» Auszug:
- - - -
Sammlung der Entscheidungen des Schweizerischen Bundesgerichts
Collection des arrêts du Tribunal fédéral suisse
Raccolta delle decisioni del Tribunale federale svizzero

BGE 128 IV 30



128 IV 30

7. Auszug aus dem Urteil des Kassationshofes i.S. X. gegen
Staatsanwaltschaft des Kantons Solothurn (Nichtigkeitsbeschwerde)

    6S.579/2001 vom 4. Dezember 2001

Regeste

    Art. 16 Abs. 2, Art. 22 Abs. 1, Art. 86 Abs. 1 und 7, Art.  87 Abs. 1
lit. e SSV; Art. 1 Abs. 8 VRV; Begriff der Verzweigung bei Autobahnen;
Geltungsbereich signalisierter Höchstgeschwindigkeiten bei der Verzweigung
von Autobahnen.

    Verzweigungen von Autobahnen umfassen die Gabelung und Einmündung
von Autobahnen, nicht hingegen Ein- und Ausfahrten, die das gewöhnliche
Strassennetz mit der Autobahn verbinden. Der Begriff der Verzweigung
erfasst den gesamten Autobahnkreuzungsbereich.

    Die signalisierte Höchstgeschwindigkeit gilt von der Stelle an,
wo das Signal steht, bis zum Endesignal. Sie endet nicht schon nach der
Gabelung der Fahrbahnen.

Sachverhalt

    A.- X. fuhr am 3. Juli 1998 auf der Autobahn A1 von Bern in
Richtung Zürich. Um 08.22 Uhr wurde er auf dem Gebiet von Neuendorf im
Bereich der Verzweigung Härkingen von einem Radarmessgerät mit einer
Geschwindigkeit von 143 km/h erfasst. Das Messgerät war bei km 50.380
unter der Überführungsrampe der A2 Richtung Basel aufgestellt.

    Die auf den Autobahnen zulässige Höchstgeschwindigkeit von 120 km/h
wird für die von Bern her kommenden Fahrzeuge 700 m vor dem damaligen
Standort des Messgeräts mit beidseitig der Fahrbahn angebrachten
Signalen auf 100 km/h herabgesetzt. Unter der Überführung der A2, die
dem von Basel kommenden Verkehr dient, stehen ungefähr bei km 50.940
zwei Wiederholungstafeln. Die Signale "Ende der Höchstgeschwindigkeit"
befinden sich nach der Einfahrt der A2 aus Richtung Basel in die A1.
- - - -
(Anmerkungen zu Seitenelementen)
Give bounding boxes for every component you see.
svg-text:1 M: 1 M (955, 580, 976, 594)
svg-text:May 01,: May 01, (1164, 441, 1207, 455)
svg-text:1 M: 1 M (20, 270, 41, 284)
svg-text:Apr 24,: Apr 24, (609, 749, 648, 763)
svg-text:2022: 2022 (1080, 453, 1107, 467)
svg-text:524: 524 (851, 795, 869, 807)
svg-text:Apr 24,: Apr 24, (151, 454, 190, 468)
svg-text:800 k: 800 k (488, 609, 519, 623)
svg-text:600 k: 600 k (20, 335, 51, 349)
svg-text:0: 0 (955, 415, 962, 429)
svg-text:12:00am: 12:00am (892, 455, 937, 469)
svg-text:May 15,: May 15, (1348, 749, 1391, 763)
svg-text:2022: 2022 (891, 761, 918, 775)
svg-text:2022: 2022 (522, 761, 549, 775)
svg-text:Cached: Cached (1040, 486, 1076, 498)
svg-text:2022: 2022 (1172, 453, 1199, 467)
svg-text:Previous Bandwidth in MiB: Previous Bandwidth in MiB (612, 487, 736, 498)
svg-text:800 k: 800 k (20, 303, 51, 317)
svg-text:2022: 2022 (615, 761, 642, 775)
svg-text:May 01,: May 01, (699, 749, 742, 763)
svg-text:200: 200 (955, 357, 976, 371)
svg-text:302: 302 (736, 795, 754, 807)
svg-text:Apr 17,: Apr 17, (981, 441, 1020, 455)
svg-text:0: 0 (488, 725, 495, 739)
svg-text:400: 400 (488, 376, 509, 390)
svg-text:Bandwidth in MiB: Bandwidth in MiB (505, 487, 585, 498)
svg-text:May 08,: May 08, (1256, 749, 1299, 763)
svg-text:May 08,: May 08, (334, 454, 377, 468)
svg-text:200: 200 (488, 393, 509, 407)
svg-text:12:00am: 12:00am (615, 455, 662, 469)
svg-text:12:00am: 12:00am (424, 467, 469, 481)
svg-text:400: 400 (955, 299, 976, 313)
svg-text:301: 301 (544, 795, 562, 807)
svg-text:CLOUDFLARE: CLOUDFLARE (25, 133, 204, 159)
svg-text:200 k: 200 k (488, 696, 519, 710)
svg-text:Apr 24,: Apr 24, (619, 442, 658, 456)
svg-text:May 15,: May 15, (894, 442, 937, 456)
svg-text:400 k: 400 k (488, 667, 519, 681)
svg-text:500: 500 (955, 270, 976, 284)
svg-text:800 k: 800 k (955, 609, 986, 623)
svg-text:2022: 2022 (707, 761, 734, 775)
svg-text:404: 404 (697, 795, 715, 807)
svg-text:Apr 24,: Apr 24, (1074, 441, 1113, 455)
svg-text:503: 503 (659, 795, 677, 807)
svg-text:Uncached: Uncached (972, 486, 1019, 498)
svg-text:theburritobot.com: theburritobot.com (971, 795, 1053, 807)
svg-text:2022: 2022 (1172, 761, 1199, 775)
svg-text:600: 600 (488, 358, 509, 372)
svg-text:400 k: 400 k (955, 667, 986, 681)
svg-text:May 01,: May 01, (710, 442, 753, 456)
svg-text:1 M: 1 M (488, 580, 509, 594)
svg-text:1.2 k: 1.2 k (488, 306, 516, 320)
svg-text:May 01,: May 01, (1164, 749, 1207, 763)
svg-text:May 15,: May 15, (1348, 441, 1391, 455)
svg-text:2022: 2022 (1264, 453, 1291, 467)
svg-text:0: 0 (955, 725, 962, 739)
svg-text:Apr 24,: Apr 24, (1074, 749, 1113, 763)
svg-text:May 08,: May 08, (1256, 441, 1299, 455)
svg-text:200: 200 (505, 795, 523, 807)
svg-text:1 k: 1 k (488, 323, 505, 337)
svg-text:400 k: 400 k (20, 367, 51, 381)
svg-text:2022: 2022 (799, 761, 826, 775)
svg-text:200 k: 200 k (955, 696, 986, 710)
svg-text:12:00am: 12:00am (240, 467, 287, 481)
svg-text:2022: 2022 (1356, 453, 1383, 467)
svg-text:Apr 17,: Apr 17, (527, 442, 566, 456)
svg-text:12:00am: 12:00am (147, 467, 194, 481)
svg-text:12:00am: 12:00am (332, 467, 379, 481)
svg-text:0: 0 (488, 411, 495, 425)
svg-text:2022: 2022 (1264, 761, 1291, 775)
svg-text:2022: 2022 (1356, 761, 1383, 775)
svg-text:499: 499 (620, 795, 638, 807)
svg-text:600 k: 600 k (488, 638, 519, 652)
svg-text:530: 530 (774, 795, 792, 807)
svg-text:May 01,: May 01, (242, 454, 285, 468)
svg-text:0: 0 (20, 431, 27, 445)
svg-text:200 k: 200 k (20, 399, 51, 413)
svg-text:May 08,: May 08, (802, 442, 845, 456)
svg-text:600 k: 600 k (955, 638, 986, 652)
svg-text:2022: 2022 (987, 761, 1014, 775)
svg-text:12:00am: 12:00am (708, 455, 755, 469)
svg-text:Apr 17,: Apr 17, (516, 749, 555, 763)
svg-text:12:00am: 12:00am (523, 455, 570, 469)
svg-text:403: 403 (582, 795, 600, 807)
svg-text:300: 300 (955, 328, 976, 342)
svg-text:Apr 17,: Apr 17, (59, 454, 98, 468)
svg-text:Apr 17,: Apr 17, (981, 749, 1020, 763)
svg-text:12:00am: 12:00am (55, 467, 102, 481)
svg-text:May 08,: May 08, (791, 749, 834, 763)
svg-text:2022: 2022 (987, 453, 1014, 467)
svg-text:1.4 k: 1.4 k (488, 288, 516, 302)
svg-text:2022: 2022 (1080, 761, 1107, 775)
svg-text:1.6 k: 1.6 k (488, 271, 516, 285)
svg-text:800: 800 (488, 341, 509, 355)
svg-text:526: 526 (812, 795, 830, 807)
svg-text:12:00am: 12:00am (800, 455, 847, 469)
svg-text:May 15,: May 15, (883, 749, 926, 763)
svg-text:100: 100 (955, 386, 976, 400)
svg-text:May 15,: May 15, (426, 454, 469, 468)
- - - -
» Aufgabe:
Aktualisiere den Urteilsauszug, beginnend mit "A.- X. fuhr" und weiter bis "Basel in die A1.", indem du diesen Abschnitt erneut wiedergibst und darin "Radarmessgerät" durch "Radargerät" ersetzt.

» Musterlösung:
A.- X. fuhr am 3. Juli 1998 auf der Autobahn A1 von Bern in
Richtung Zürich. Um 08.22 Uhr wurde er auf dem Gebiet von Neuendorf im
Bereich der Verzweigung Härkingen von einem Radargerät mit einer
Geschwindigkeit von 143 km/h erfasst. Das Messgerät war bei km 50.380
unter der Überführungsrampe der A2 Richtung Basel aufgestellt.

    Die auf den Autobahnen zulässige Höchstgeschwindigkeit von 120 km/h
wird für die von Bern her kommenden Fahrzeuge 700 m vor dem damaligen
Standort des Messgeräts mit beidseitig der Fahrbahn angebrachten
Signalen auf 100 km/h herabgesetzt. Unter der Überführung der A2, die
dem von Basel kommenden Verkehr dient, stehen ungefähr bei km 50.940
zwei Wiederholungstafeln. Die Signale "Ende der Höchstgeschwindigkeit"
befinden sich nach der Einfahrt der A2 aus Richtung Basel in die A1.